Structured figure records:
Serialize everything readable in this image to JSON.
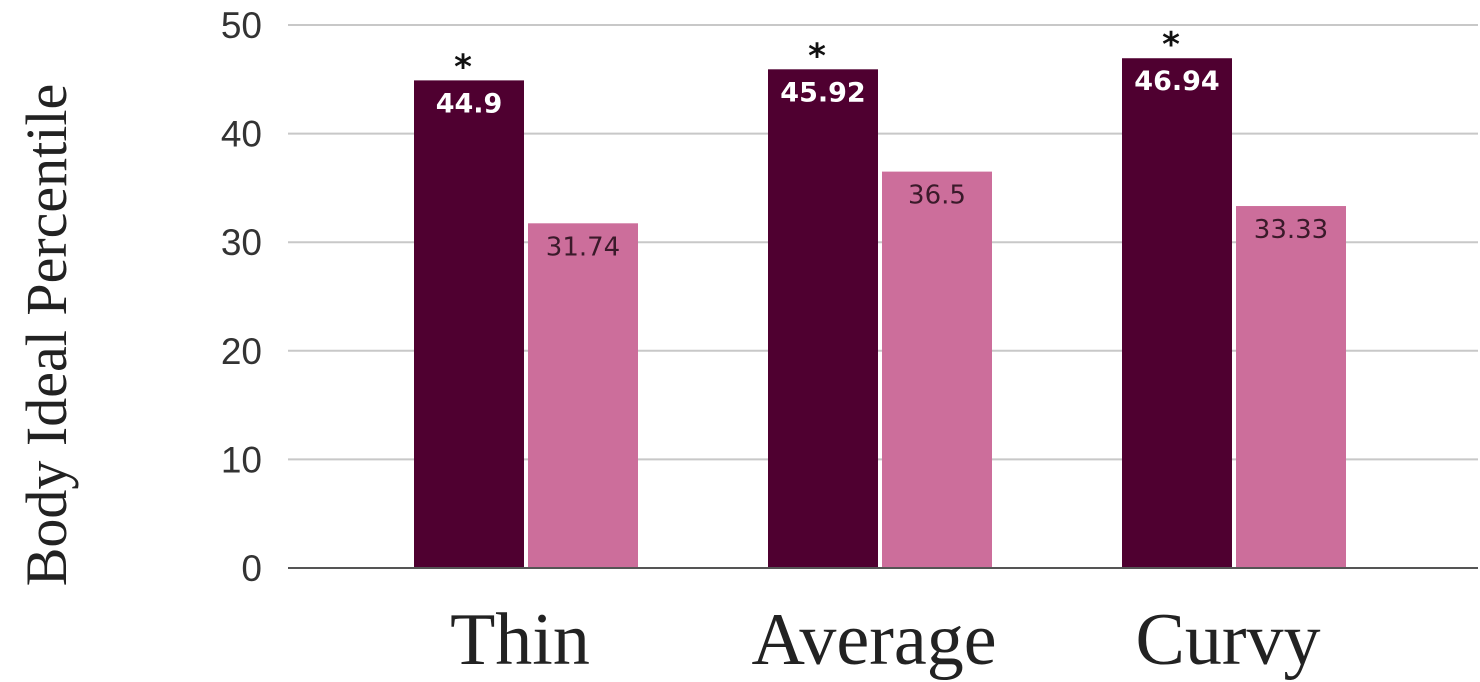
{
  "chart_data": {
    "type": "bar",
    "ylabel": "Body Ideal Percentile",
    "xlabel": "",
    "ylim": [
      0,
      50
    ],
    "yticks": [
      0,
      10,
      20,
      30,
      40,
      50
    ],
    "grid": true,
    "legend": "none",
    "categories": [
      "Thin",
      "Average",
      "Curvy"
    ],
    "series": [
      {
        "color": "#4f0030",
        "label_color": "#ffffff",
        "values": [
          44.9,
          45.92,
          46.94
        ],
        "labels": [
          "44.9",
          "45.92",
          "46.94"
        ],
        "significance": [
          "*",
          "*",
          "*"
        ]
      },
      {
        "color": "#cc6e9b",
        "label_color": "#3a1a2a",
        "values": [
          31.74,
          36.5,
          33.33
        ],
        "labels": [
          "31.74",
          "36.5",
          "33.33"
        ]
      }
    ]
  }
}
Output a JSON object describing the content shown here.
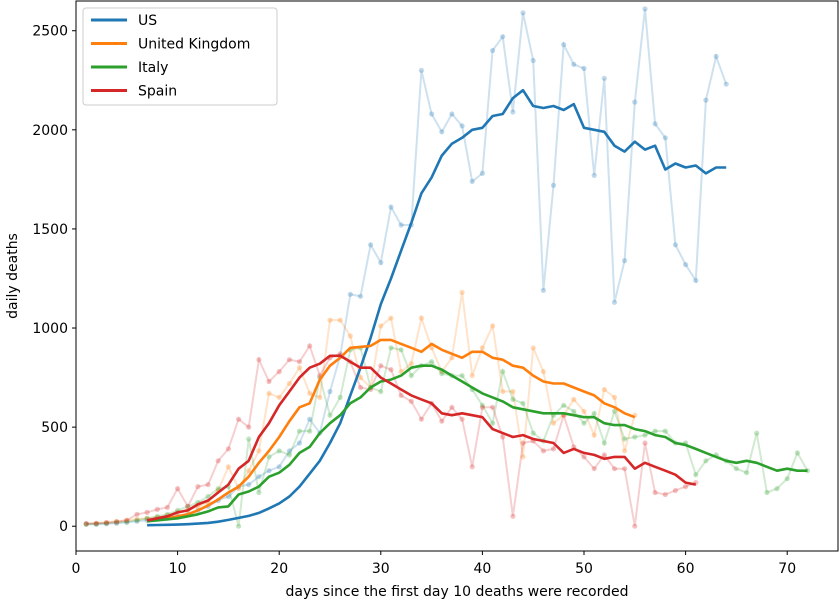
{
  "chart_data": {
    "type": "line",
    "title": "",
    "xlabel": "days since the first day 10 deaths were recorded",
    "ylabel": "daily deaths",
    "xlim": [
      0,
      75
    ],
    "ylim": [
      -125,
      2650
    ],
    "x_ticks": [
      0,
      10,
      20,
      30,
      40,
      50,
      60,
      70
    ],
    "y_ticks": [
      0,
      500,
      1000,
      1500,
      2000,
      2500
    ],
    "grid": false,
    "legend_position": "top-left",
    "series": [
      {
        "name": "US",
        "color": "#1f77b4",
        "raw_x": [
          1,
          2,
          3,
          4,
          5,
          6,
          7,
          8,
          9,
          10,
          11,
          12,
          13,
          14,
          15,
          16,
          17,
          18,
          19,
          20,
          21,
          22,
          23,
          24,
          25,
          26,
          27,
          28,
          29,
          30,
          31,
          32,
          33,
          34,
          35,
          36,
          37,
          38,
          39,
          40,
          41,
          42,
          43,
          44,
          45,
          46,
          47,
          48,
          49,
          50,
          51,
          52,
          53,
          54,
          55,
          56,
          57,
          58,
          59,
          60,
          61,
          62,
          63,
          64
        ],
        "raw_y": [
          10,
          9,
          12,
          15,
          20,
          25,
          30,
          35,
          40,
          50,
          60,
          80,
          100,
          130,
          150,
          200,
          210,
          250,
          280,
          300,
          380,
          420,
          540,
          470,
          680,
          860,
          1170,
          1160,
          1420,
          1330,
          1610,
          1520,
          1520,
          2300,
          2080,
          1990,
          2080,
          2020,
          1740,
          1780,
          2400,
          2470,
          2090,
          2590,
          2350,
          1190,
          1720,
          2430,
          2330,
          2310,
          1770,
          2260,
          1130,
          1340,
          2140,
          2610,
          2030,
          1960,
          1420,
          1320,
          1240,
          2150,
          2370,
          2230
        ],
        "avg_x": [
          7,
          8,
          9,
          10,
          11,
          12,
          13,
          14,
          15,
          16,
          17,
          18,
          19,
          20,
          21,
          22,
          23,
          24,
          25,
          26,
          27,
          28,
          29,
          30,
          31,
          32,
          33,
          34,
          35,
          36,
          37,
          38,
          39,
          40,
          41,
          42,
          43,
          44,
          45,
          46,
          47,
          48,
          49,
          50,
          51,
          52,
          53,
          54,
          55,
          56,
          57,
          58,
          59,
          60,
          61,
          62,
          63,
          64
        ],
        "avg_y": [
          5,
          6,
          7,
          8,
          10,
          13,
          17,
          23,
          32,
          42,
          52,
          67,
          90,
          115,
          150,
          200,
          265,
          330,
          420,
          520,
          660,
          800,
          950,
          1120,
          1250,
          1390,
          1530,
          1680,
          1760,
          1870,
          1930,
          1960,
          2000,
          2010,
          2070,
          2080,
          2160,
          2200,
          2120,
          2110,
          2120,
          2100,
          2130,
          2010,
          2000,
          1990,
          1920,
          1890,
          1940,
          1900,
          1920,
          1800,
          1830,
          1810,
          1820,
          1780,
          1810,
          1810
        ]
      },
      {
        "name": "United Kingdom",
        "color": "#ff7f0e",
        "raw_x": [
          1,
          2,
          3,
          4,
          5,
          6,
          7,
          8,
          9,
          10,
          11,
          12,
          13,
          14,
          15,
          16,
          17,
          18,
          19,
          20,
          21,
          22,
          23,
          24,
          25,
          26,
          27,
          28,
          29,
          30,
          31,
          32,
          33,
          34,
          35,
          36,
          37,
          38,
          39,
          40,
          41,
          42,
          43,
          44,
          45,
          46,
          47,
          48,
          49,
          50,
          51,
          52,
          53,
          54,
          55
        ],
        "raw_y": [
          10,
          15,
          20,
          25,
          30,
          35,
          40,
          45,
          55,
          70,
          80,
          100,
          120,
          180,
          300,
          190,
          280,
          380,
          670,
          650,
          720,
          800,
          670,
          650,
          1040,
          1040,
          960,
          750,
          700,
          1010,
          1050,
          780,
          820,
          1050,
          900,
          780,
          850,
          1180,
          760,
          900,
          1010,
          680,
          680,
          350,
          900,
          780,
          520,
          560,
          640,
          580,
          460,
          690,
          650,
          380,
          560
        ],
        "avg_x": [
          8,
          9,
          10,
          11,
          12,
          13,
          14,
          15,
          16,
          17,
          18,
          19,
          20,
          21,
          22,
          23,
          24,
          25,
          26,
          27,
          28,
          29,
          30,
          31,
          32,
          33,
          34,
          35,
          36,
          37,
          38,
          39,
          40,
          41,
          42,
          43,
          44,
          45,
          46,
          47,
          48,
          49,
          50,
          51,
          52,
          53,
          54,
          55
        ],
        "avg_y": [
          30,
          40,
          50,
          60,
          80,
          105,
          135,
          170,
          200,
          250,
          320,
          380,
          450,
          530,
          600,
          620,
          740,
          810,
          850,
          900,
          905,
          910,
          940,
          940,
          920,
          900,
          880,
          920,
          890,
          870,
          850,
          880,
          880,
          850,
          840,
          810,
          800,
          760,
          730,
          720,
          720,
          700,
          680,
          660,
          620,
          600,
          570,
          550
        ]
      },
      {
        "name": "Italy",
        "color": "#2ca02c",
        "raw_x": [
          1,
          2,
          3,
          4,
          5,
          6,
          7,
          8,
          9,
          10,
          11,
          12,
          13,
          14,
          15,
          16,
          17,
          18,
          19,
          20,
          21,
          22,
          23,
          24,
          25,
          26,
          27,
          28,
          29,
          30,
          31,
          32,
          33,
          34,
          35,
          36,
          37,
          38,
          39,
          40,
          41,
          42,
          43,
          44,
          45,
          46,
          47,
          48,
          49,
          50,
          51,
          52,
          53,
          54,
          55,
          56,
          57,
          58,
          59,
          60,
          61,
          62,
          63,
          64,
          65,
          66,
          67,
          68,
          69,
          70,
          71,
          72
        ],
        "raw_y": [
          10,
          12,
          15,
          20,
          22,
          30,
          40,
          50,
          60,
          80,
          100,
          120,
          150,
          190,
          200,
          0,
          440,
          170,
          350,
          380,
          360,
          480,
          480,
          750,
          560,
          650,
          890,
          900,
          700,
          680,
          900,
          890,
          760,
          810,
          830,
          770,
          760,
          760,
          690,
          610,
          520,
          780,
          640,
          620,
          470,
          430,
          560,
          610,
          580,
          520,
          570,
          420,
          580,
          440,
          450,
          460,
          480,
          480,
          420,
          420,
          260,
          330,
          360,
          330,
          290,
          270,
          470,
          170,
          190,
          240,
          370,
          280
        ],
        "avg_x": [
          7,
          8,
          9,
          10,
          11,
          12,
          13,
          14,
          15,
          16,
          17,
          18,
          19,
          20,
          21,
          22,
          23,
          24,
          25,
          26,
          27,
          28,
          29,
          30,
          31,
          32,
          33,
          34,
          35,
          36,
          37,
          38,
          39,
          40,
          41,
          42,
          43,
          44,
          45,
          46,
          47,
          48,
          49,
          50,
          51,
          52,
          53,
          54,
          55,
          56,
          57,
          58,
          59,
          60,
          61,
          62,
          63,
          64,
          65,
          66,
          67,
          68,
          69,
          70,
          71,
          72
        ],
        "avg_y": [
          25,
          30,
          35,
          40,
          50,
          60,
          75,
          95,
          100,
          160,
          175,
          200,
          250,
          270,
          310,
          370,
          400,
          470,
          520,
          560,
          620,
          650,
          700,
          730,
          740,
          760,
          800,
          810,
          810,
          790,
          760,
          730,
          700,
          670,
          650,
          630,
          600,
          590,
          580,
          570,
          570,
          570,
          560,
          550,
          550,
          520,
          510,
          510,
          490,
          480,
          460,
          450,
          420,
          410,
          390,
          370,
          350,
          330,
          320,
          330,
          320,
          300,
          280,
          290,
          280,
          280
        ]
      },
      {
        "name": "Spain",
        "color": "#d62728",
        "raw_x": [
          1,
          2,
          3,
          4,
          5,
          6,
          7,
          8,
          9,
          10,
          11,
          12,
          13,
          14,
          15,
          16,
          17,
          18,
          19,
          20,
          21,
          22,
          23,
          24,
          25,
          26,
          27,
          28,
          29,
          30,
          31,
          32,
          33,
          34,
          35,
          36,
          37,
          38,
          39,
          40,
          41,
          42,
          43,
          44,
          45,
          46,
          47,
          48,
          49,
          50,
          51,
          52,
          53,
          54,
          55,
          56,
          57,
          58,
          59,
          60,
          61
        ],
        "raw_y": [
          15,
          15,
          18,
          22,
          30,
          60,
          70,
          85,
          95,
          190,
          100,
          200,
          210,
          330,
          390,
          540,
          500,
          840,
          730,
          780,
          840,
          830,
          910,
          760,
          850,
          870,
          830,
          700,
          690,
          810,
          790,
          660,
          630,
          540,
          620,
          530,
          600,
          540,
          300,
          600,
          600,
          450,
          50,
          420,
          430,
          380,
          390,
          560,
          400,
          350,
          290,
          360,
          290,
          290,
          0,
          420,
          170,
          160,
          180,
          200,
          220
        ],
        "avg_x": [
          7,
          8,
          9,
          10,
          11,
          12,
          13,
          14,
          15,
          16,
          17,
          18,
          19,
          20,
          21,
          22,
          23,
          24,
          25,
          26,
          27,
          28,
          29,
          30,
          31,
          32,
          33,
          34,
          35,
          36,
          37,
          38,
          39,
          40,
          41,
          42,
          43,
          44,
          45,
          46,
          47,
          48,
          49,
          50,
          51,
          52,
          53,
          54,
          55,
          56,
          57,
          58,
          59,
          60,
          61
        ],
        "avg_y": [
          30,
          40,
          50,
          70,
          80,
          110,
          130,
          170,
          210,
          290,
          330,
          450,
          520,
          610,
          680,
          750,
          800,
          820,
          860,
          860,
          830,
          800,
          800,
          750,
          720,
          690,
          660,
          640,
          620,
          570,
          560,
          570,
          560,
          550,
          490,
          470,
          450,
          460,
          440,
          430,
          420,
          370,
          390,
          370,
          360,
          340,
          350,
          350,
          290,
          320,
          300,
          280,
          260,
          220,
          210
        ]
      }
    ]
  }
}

◆ **WHAT YOU SHOULD DO**: Look through the listing above. Pick out each line with "name" and copy it.

◆ **OUTPUT OF THE TASK**:
        "name": "US",
        "name": "United Kingdom",
        "name": "Italy",
        "name": "Spain",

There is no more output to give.